## WRITTEN REQUEST
Copy out each line of the data that holds the word "title".
****************************************
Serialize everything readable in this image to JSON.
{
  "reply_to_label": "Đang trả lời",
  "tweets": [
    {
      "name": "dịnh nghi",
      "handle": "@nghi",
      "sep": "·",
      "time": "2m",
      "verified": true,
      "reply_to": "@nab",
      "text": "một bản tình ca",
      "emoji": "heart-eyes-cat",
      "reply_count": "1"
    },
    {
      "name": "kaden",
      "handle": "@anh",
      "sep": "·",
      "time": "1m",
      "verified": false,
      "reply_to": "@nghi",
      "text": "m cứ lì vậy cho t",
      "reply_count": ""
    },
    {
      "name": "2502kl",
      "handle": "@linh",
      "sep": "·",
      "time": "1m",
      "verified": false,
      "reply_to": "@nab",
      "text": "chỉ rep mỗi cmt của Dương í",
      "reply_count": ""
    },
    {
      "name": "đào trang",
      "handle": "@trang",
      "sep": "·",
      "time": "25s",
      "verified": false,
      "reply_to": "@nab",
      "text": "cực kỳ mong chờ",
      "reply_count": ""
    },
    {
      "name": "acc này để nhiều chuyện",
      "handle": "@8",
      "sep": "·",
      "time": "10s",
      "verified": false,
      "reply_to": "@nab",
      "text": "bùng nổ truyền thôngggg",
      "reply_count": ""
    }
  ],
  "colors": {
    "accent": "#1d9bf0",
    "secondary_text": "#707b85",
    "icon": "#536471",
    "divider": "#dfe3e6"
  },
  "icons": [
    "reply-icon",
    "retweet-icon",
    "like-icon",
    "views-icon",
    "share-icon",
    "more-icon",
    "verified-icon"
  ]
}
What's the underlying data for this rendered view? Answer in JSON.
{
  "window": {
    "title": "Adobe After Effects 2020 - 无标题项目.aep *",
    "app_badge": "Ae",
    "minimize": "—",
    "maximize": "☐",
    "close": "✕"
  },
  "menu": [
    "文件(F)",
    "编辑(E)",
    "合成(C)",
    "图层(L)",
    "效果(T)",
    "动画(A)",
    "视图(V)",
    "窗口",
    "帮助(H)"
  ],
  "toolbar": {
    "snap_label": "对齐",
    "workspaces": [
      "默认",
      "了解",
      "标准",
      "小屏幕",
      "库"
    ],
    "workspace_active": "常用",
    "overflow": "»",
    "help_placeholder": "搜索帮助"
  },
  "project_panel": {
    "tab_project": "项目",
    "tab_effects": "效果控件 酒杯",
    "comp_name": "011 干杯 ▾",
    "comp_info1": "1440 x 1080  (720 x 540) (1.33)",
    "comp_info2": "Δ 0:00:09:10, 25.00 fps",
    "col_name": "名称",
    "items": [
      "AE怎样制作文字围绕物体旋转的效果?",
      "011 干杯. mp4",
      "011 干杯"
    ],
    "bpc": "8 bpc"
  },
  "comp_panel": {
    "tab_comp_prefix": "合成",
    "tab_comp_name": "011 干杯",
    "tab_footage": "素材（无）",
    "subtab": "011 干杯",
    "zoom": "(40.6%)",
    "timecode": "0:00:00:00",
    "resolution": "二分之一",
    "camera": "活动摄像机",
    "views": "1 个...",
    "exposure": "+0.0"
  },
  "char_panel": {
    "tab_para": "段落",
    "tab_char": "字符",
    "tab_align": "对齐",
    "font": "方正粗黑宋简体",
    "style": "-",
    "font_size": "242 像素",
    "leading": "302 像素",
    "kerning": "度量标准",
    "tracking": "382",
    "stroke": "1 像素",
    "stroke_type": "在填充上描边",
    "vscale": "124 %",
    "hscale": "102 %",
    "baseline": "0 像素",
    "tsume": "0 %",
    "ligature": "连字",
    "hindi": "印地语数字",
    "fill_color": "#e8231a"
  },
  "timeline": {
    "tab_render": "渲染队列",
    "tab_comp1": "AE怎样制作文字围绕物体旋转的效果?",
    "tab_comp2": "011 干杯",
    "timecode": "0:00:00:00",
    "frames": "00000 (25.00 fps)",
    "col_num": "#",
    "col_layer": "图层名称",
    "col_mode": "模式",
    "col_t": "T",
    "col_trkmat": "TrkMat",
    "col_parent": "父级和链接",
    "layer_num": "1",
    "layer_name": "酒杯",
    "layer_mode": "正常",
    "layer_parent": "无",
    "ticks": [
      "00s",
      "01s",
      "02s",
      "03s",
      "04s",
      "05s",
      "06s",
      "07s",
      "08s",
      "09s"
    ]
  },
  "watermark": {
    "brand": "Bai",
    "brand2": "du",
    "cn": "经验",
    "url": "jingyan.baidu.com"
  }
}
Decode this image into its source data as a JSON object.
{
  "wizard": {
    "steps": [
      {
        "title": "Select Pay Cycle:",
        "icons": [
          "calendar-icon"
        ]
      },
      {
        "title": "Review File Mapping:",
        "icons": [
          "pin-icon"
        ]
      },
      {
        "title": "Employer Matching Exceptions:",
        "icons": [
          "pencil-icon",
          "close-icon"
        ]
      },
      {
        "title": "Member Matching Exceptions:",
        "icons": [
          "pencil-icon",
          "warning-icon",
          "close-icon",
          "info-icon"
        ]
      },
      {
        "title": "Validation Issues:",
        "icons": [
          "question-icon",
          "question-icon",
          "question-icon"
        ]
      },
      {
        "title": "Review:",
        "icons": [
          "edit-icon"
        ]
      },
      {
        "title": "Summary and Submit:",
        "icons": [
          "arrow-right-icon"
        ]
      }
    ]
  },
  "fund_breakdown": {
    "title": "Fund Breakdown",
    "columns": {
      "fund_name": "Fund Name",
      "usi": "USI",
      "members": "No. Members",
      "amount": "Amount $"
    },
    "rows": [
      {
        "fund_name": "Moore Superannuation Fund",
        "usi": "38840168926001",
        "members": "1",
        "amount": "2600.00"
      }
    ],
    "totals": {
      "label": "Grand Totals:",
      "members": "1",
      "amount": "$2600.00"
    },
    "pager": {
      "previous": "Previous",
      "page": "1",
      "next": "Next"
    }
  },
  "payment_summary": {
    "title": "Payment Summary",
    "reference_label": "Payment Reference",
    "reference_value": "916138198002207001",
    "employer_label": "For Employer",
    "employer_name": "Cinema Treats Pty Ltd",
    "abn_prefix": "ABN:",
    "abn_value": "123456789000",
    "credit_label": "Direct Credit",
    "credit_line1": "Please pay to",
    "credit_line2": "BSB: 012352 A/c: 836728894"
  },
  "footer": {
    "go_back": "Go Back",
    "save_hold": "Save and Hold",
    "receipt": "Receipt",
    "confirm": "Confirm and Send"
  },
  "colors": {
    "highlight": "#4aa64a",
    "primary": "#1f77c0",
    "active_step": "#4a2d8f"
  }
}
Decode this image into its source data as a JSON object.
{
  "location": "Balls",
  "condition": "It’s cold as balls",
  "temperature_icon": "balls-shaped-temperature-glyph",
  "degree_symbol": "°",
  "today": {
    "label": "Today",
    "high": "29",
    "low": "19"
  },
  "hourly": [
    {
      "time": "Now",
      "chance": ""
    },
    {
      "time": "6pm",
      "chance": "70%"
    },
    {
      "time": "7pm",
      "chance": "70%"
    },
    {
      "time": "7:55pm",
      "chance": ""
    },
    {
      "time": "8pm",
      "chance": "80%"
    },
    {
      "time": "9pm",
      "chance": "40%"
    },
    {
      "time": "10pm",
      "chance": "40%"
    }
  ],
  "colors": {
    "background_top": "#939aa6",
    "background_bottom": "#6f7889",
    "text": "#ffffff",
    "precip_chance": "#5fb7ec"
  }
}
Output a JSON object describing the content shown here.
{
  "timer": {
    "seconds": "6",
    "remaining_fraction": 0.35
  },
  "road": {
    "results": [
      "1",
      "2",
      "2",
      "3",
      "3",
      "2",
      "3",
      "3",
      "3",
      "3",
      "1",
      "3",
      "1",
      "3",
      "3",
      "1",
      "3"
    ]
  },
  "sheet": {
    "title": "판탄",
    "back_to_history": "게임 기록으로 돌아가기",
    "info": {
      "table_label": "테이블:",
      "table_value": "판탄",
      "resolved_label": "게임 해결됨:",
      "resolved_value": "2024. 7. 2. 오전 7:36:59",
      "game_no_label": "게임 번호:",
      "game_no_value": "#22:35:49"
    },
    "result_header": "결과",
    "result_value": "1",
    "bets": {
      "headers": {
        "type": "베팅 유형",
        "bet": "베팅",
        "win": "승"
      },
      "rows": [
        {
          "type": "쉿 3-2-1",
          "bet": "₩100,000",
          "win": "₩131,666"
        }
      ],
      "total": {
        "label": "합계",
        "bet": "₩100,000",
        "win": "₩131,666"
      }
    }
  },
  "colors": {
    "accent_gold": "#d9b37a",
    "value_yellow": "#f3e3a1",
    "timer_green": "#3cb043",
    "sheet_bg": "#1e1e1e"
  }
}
****************************************
## TASK RESPONSE
    "title": "Adobe After Effects 2020 - 无标题项目.aep *",
        "title": "Select Pay Cycle:",
        "title": "Review File Mapping:",
        "title": "Employer Matching Exceptions:",
        "title": "Member Matching Exceptions:",
        "title": "Validation Issues:",
        "title": "Review:",
        "title": "Summary and Submit:",
    "title": "Fund Breakdown",
    "title": "Payment Summary",
    "title": "판탄",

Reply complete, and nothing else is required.